### Dataset records
★ ★ ★ ★

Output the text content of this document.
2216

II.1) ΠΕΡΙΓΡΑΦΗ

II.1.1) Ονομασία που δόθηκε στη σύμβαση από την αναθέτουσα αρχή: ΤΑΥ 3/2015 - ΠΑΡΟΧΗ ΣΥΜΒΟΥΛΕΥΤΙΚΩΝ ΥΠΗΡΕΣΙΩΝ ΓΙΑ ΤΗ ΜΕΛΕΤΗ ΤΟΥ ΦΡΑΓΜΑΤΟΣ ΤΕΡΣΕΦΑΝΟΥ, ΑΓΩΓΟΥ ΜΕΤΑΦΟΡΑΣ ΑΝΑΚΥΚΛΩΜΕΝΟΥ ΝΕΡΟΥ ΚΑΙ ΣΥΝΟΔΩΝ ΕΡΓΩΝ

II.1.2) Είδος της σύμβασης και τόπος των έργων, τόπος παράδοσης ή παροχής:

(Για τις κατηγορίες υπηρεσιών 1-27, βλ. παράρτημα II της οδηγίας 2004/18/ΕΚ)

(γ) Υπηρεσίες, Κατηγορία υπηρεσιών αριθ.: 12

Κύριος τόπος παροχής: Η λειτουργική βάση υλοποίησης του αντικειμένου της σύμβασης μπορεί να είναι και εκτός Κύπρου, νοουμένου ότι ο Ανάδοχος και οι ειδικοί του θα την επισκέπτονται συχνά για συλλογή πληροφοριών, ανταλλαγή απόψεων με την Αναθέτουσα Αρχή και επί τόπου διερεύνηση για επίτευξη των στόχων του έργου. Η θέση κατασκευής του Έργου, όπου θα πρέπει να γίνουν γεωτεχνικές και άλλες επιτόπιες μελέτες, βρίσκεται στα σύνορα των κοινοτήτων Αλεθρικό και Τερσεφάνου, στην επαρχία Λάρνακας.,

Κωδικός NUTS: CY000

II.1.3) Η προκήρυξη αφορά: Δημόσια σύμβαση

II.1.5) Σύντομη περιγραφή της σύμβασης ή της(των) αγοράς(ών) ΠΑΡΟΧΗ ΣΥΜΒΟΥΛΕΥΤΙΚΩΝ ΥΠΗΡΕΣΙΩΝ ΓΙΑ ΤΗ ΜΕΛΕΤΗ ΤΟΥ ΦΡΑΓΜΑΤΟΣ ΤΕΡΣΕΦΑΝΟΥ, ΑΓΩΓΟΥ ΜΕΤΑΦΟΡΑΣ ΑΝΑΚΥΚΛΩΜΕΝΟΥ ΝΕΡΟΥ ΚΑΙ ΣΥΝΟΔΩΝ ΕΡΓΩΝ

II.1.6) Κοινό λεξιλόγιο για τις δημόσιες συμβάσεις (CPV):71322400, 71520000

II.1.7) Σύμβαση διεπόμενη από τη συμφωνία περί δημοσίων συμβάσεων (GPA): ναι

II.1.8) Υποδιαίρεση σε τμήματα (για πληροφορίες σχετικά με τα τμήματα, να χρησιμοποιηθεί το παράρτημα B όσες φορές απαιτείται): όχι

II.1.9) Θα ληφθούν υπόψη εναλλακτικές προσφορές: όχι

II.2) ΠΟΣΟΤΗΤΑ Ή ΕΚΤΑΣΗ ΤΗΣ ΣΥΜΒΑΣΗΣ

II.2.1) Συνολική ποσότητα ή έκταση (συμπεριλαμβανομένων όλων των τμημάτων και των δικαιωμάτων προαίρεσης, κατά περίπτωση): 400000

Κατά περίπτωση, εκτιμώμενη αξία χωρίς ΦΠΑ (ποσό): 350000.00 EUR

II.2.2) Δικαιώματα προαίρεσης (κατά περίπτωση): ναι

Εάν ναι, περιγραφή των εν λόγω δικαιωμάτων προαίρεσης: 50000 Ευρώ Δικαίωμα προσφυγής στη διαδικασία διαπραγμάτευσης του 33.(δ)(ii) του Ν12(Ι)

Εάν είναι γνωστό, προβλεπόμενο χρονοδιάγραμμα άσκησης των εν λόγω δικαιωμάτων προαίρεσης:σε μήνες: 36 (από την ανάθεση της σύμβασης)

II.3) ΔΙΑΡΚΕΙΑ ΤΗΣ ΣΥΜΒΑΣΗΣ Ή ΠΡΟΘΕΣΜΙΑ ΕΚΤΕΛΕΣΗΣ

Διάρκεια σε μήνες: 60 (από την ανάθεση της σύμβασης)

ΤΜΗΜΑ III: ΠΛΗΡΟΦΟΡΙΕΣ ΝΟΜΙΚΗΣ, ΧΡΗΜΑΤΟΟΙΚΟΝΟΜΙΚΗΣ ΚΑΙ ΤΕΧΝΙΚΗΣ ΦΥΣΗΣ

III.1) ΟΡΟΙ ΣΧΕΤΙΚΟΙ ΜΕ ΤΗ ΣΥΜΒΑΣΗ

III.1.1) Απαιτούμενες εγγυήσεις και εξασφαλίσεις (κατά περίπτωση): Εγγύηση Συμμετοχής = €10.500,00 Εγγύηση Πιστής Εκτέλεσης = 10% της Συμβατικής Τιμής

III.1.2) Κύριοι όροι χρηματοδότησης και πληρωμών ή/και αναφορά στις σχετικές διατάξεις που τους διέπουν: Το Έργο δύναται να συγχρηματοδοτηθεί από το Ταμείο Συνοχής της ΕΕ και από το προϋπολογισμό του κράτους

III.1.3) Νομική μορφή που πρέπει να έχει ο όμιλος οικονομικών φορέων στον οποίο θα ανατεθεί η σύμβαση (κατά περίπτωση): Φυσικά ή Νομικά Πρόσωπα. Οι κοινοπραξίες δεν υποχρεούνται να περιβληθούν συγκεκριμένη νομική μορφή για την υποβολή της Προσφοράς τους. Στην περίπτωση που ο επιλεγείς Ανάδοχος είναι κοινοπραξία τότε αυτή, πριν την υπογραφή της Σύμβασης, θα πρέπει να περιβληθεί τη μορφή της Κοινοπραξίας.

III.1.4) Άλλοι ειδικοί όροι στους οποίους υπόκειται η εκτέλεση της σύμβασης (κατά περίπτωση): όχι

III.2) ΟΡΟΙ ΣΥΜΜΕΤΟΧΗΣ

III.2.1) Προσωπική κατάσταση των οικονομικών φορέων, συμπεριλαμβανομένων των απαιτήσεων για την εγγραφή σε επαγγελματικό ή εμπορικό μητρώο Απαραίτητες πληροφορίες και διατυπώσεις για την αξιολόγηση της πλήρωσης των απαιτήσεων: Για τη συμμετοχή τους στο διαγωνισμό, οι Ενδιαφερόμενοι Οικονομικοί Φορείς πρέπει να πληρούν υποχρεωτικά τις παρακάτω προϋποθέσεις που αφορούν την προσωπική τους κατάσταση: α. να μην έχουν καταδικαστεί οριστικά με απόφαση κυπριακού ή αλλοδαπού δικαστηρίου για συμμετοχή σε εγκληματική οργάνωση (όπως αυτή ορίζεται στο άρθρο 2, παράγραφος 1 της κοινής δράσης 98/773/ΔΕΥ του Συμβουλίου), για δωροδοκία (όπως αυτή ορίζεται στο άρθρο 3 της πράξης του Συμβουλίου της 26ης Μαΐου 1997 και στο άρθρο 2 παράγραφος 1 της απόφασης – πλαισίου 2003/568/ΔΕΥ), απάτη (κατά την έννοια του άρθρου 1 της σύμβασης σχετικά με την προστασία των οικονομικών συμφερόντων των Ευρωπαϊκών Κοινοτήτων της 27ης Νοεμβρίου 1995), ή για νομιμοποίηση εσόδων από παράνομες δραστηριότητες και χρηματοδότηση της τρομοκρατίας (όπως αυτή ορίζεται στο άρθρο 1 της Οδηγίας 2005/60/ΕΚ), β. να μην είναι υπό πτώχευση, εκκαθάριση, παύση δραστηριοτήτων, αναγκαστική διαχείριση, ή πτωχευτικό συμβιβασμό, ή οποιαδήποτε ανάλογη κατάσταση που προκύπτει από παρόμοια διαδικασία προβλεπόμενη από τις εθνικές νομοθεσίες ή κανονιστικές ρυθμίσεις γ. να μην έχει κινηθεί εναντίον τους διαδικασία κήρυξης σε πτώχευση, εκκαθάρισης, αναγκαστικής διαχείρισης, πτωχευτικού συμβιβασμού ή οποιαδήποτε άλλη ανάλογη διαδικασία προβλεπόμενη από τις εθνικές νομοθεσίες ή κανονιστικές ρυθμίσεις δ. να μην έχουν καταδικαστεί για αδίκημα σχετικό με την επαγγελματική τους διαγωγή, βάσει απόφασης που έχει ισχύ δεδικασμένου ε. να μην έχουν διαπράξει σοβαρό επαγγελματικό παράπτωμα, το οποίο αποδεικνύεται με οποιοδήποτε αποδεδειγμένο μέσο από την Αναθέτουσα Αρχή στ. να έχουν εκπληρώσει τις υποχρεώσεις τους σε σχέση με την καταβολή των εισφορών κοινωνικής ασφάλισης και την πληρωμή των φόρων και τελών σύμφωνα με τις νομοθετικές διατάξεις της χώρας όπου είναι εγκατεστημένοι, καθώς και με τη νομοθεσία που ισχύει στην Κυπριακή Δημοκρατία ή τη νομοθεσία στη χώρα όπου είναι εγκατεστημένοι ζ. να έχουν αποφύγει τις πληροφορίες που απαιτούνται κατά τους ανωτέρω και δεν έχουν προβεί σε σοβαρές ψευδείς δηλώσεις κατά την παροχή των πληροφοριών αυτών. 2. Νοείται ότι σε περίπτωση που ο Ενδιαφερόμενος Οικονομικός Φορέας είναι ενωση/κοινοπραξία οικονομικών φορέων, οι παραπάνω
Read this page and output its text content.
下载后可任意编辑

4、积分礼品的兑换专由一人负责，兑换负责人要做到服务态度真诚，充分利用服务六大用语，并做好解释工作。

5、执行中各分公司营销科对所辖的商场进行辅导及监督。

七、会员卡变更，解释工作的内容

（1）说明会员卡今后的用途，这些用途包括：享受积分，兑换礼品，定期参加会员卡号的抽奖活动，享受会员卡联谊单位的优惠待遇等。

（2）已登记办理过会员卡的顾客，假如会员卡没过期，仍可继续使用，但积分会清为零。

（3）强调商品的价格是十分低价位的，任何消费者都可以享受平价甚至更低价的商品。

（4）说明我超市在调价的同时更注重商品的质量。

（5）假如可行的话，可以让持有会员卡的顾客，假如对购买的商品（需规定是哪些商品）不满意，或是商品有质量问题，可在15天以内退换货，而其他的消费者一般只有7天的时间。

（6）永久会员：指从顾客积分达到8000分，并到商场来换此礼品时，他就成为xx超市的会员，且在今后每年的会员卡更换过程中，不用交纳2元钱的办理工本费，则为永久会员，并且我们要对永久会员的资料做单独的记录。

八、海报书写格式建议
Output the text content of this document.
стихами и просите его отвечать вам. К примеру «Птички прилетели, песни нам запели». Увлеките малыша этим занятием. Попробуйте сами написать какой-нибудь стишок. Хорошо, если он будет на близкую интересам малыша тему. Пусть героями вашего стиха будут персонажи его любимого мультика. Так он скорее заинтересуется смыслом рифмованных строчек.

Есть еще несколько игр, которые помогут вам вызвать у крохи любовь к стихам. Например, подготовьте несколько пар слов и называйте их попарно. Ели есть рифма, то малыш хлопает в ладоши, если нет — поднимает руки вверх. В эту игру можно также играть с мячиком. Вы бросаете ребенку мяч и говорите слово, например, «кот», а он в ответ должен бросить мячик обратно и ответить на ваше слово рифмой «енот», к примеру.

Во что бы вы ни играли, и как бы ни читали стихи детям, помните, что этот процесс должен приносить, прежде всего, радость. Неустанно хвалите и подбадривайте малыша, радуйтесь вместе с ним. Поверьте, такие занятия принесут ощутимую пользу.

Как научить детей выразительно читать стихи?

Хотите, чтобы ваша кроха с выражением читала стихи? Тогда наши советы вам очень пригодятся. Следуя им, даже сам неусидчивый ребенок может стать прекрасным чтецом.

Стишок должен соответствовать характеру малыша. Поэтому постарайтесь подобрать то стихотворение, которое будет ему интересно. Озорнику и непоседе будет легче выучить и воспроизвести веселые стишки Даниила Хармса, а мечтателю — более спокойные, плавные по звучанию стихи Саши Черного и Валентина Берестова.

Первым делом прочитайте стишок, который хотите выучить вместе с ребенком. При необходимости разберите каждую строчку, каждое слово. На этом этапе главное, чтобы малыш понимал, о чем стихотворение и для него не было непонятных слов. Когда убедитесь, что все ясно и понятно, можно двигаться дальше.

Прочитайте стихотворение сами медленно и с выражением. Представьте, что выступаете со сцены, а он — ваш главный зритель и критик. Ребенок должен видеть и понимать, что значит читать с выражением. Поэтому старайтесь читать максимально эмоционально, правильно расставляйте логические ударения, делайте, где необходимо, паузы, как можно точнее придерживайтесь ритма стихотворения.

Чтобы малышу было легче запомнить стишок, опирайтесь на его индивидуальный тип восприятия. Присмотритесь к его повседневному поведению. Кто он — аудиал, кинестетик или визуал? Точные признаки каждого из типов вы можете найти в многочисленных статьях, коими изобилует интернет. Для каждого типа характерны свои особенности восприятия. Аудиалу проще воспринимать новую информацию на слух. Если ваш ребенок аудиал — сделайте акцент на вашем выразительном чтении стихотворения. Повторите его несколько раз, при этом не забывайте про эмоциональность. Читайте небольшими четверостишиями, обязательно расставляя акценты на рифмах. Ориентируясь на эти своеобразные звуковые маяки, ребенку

★ ★ ★ ★

### Required work
Tally the lines above that contain the word "παροχής", and reply with only the number.

### Worked solution
2